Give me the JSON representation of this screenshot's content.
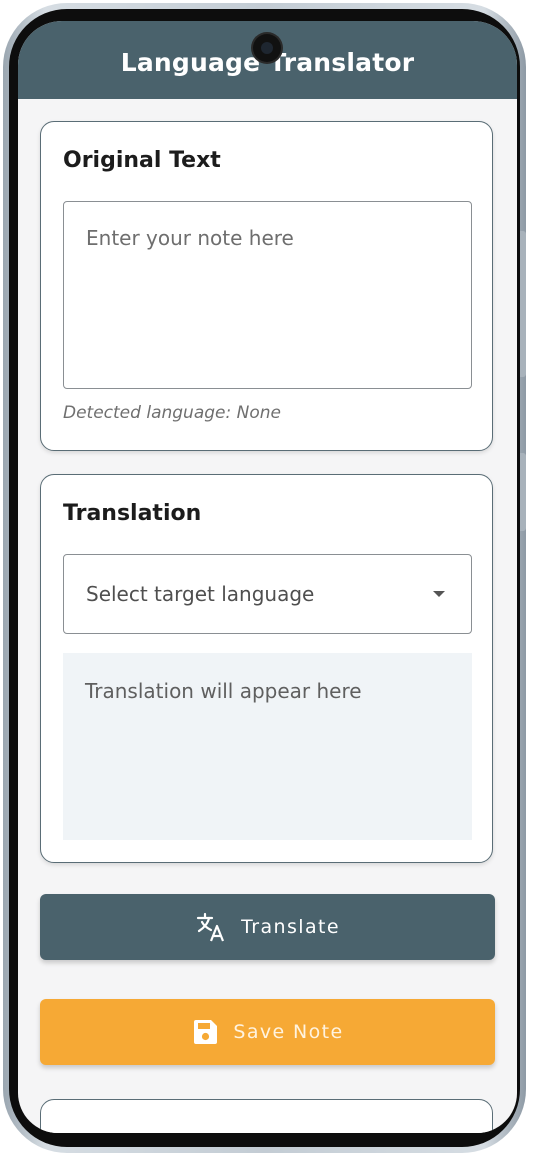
{
  "app": {
    "title": "Language Translator"
  },
  "original_card": {
    "title": "Original Text",
    "input_placeholder": "Enter your note here",
    "detected_language": "Detected language: None"
  },
  "translation_card": {
    "title": "Translation",
    "select_placeholder": "Select target language",
    "output_placeholder": "Translation will appear here"
  },
  "actions": {
    "translate_label": "Translate",
    "translate_icon": "translate-icon",
    "save_label": "Save Note",
    "save_icon": "save-icon"
  },
  "colors": {
    "primary": "#4a626c",
    "accent": "#f6a935",
    "output_background": "#f0f4f7"
  }
}
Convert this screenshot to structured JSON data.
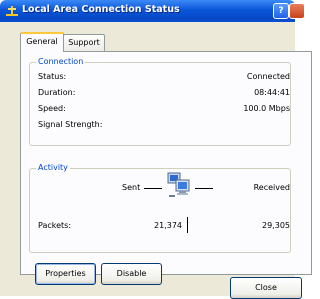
{
  "window": {
    "title": "Local Area Connection Status"
  },
  "tabs": [
    {
      "label": "General",
      "active": true
    },
    {
      "label": "Support",
      "active": false
    }
  ],
  "connection": {
    "group_label": "Connection",
    "rows": [
      {
        "label": "Status:",
        "value": "Connected"
      },
      {
        "label": "Duration:",
        "value": "08:44:41"
      },
      {
        "label": "Speed:",
        "value": "100.0 Mbps"
      },
      {
        "label": "Signal Strength:",
        "value": ""
      }
    ]
  },
  "activity": {
    "group_label": "Activity",
    "sent_label": "Sent",
    "received_label": "Received",
    "packets_label": "Packets:",
    "packets_sent": "21,374",
    "packets_received": "29,305"
  },
  "buttons": {
    "properties": "Properties",
    "disable": "Disable",
    "close": "Close"
  },
  "icons": {
    "title": "network-connection-icon",
    "activity": "computers-network-icon"
  },
  "colors": {
    "titlebar": "#0a56d8",
    "group_label": "#0046d5",
    "dialog_bg": "#ece9d8",
    "tab_highlight": "#ffc83c"
  }
}
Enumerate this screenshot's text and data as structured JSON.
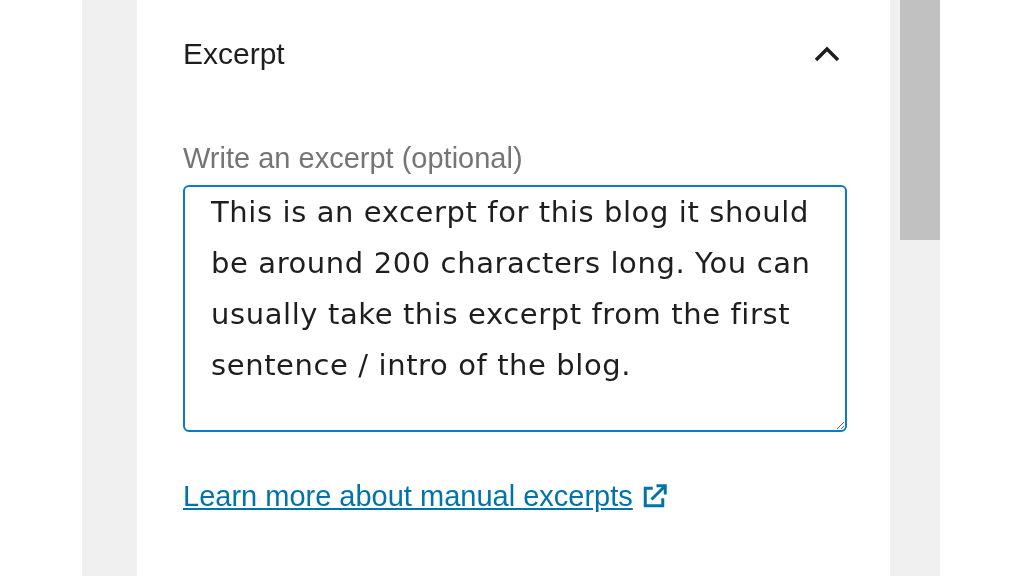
{
  "panel": {
    "title": "Excerpt",
    "expanded": true
  },
  "excerpt": {
    "label": "Write an excerpt (optional)",
    "value": "This is an excerpt for this blog it should be around 200 characters long. You can usually take this excerpt from the first sentence / intro of the blog."
  },
  "link": {
    "text": "Learn more about manual excerpts"
  }
}
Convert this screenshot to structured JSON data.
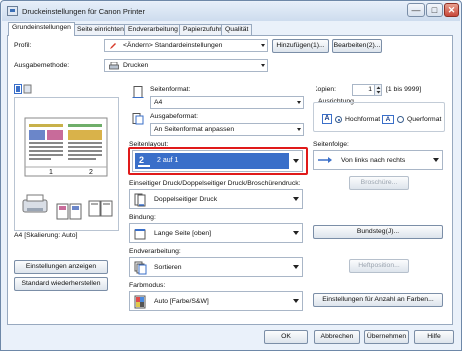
{
  "window": {
    "title": "Druckeinstellungen für Canon Printer"
  },
  "title_buttons": {
    "minimize": "—",
    "maximize": "□",
    "close": "✕"
  },
  "tabs": [
    "Grundeinstellungen",
    "Seite einrichten",
    "Endverarbeitung",
    "Papierzufuhr",
    "Qualität"
  ],
  "profile": {
    "label": "Profil:",
    "value": "<Ändern> Standardeinstellungen",
    "add_button": "Hinzufügen(1)...",
    "edit_button": "Bearbeiten(2)..."
  },
  "output": {
    "label": "Ausgabemethode:",
    "value": "Drucken"
  },
  "preview": {
    "status": "A4 [Skalierung: Auto]",
    "page_numbers": [
      "1",
      "2"
    ],
    "show_settings_button": "Einstellungen anzeigen",
    "restore_button": "Standard wiederherstellen"
  },
  "page_format": {
    "label": "Seitenformat:",
    "value": "A4"
  },
  "output_format": {
    "label": "Ausgabeformat:",
    "value": "An Seitenformat anpassen"
  },
  "copies": {
    "label": "Kopien:",
    "value": "1",
    "range": "[1 bis 9999]"
  },
  "orientation": {
    "label": "Ausrichtung",
    "portrait": "Hochformat",
    "landscape": "Querformat",
    "selected": "portrait"
  },
  "page_layout": {
    "label": "Seitenlayout:",
    "value": "2 auf 1",
    "num": "2"
  },
  "page_order": {
    "label": "Seitenfolge:",
    "value": "Von links nach rechts"
  },
  "booklet_button": "Broschüre...",
  "duplex": {
    "label": "Einseitiger Druck/Doppelseitiger Druck/Broschürendruck:",
    "value": "Doppelseitiger Druck"
  },
  "binding": {
    "label": "Bindung:",
    "value": "Lange Seite [oben]",
    "button": "Bundsteg(J)..."
  },
  "finishing": {
    "label": "Endverarbeitung:",
    "value": "Sortieren",
    "button": "Heftposition..."
  },
  "color": {
    "label": "Farbmodus:",
    "value": "Auto [Farbe/S&W]",
    "button": "Einstellungen für Anzahl an Farben..."
  },
  "footer": {
    "ok": "OK",
    "cancel": "Abbrechen",
    "apply": "Übernehmen",
    "help": "Hilfe"
  },
  "colors": {
    "highlight": "#e01a1a",
    "selection": "#3a6fc9",
    "window_bg": "#eaf1fa"
  }
}
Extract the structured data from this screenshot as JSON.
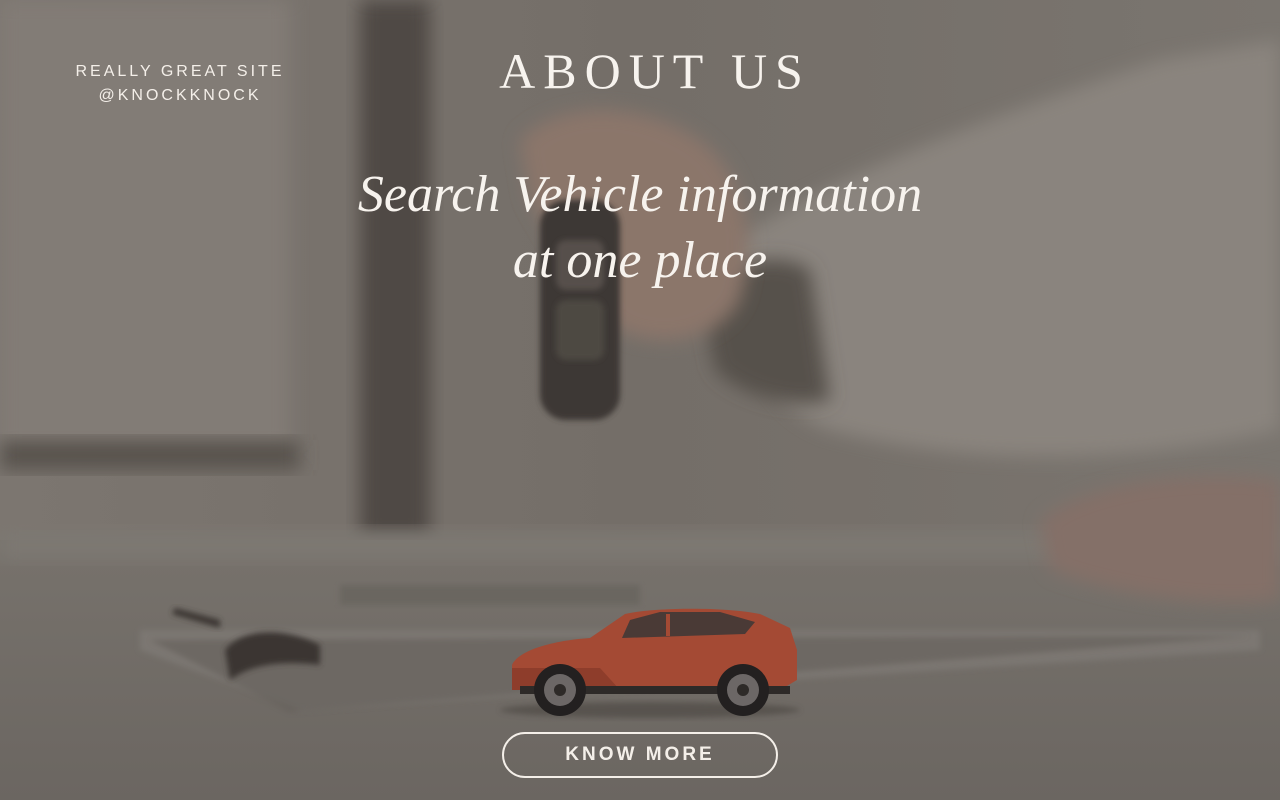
{
  "site": {
    "name": "REALLY GREAT SITE",
    "handle": "@KNOCKKNOCK"
  },
  "page": {
    "title": "ABOUT US",
    "tagline_line1": "Search Vehicle information",
    "tagline_line2": "at one place"
  },
  "cta": {
    "label": "KNOW MORE"
  },
  "colors": {
    "overlay": "#6d6761",
    "text": "#f4efe9",
    "car": "#a44a34"
  }
}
══════
▶ _CHALLENGE_
All of the lines above should be printed exactly, minus the pictures.

▶ _RESULT OF THIS TASK_
Give me the JSON representation of this screenshot's content.
{
  "app": {
    "title": "Language Translator"
  },
  "original_card": {
    "title": "Original Text",
    "input_placeholder": "Enter your note here",
    "detected_language": "Detected language: None"
  },
  "translation_card": {
    "title": "Translation",
    "select_placeholder": "Select target language",
    "output_placeholder": "Translation will appear here"
  },
  "actions": {
    "translate_label": "Translate",
    "translate_icon": "translate-icon",
    "save_label": "Save Note",
    "save_icon": "save-icon"
  },
  "colors": {
    "primary": "#4a626c",
    "accent": "#f6a935",
    "output_background": "#f0f4f7"
  }
}
Convert this screenshot to structured JSON data.
{
  "window": {
    "title": "Local Area Connection Status"
  },
  "tabs": [
    {
      "label": "General",
      "active": true
    },
    {
      "label": "Support",
      "active": false
    }
  ],
  "connection": {
    "group_label": "Connection",
    "rows": [
      {
        "label": "Status:",
        "value": "Connected"
      },
      {
        "label": "Duration:",
        "value": "08:44:41"
      },
      {
        "label": "Speed:",
        "value": "100.0 Mbps"
      },
      {
        "label": "Signal Strength:",
        "value": ""
      }
    ]
  },
  "activity": {
    "group_label": "Activity",
    "sent_label": "Sent",
    "received_label": "Received",
    "packets_label": "Packets:",
    "packets_sent": "21,374",
    "packets_received": "29,305"
  },
  "buttons": {
    "properties": "Properties",
    "disable": "Disable",
    "close": "Close"
  },
  "icons": {
    "title": "network-connection-icon",
    "activity": "computers-network-icon"
  },
  "colors": {
    "titlebar": "#0a56d8",
    "group_label": "#0046d5",
    "dialog_bg": "#ece9d8",
    "tab_highlight": "#ffc83c"
  }
}
Enumerate this screenshot's text and data as structured JSON.
{
  "panel": {
    "title": "Excerpt",
    "expanded": true
  },
  "excerpt": {
    "label": "Write an excerpt (optional)",
    "value": "This is an excerpt for this blog it should be around 200 characters long. You can usually take this excerpt from the first sentence / intro of the blog."
  },
  "link": {
    "text": "Learn more about manual excerpts"
  }
}
Convert this screenshot to structured JSON data.
{
  "window": {
    "title": "Druckeinstellungen für Canon Printer"
  },
  "title_buttons": {
    "minimize": "—",
    "maximize": "□",
    "close": "✕"
  },
  "tabs": [
    "Grundeinstellungen",
    "Seite einrichten",
    "Endverarbeitung",
    "Papierzufuhr",
    "Qualität"
  ],
  "profile": {
    "label": "Profil:",
    "value": "<Ändern> Standardeinstellungen",
    "add_button": "Hinzufügen(1)...",
    "edit_button": "Bearbeiten(2)..."
  },
  "output": {
    "label": "Ausgabemethode:",
    "value": "Drucken"
  },
  "preview": {
    "status": "A4 [Skalierung: Auto]",
    "page_numbers": [
      "1",
      "2"
    ],
    "show_settings_button": "Einstellungen anzeigen",
    "restore_button": "Standard wiederherstellen"
  },
  "page_format": {
    "label": "Seitenformat:",
    "value": "A4"
  },
  "output_format": {
    "label": "Ausgabeformat:",
    "value": "An Seitenformat anpassen"
  },
  "copies": {
    "label": "Kopien:",
    "value": "1",
    "range": "[1 bis 9999]"
  },
  "orientation": {
    "label": "Ausrichtung",
    "portrait": "Hochformat",
    "landscape": "Querformat",
    "selected": "portrait"
  },
  "page_layout": {
    "label": "Seitenlayout:",
    "value": "2 auf 1",
    "num": "2"
  },
  "page_order": {
    "label": "Seitenfolge:",
    "value": "Von links nach rechts"
  },
  "booklet_button": "Broschüre...",
  "duplex": {
    "label": "Einseitiger Druck/Doppelseitiger Druck/Broschürendruck:",
    "value": "Doppelseitiger Druck"
  },
  "binding": {
    "label": "Bindung:",
    "value": "Lange Seite [oben]",
    "button": "Bundsteg(J)..."
  },
  "finishing": {
    "label": "Endverarbeitung:",
    "value": "Sortieren",
    "button": "Heftposition..."
  },
  "color": {
    "label": "Farbmodus:",
    "value": "Auto [Farbe/S&W]",
    "button": "Einstellungen für Anzahl an Farben..."
  },
  "footer": {
    "ok": "OK",
    "cancel": "Abbrechen",
    "apply": "Übernehmen",
    "help": "Hilfe"
  },
  "colors": {
    "highlight": "#e01a1a",
    "selection": "#3a6fc9",
    "window_bg": "#eaf1fa"
  }
}
Extract the structured data from this screenshot as JSON.
{
  "site": {
    "name": "REALLY GREAT SITE",
    "handle": "@KNOCKKNOCK"
  },
  "page": {
    "title": "ABOUT US",
    "tagline_line1": "Search Vehicle information",
    "tagline_line2": "at one place"
  },
  "cta": {
    "label": "KNOW MORE"
  },
  "colors": {
    "overlay": "#6d6761",
    "text": "#f4efe9",
    "car": "#a44a34"
  }
}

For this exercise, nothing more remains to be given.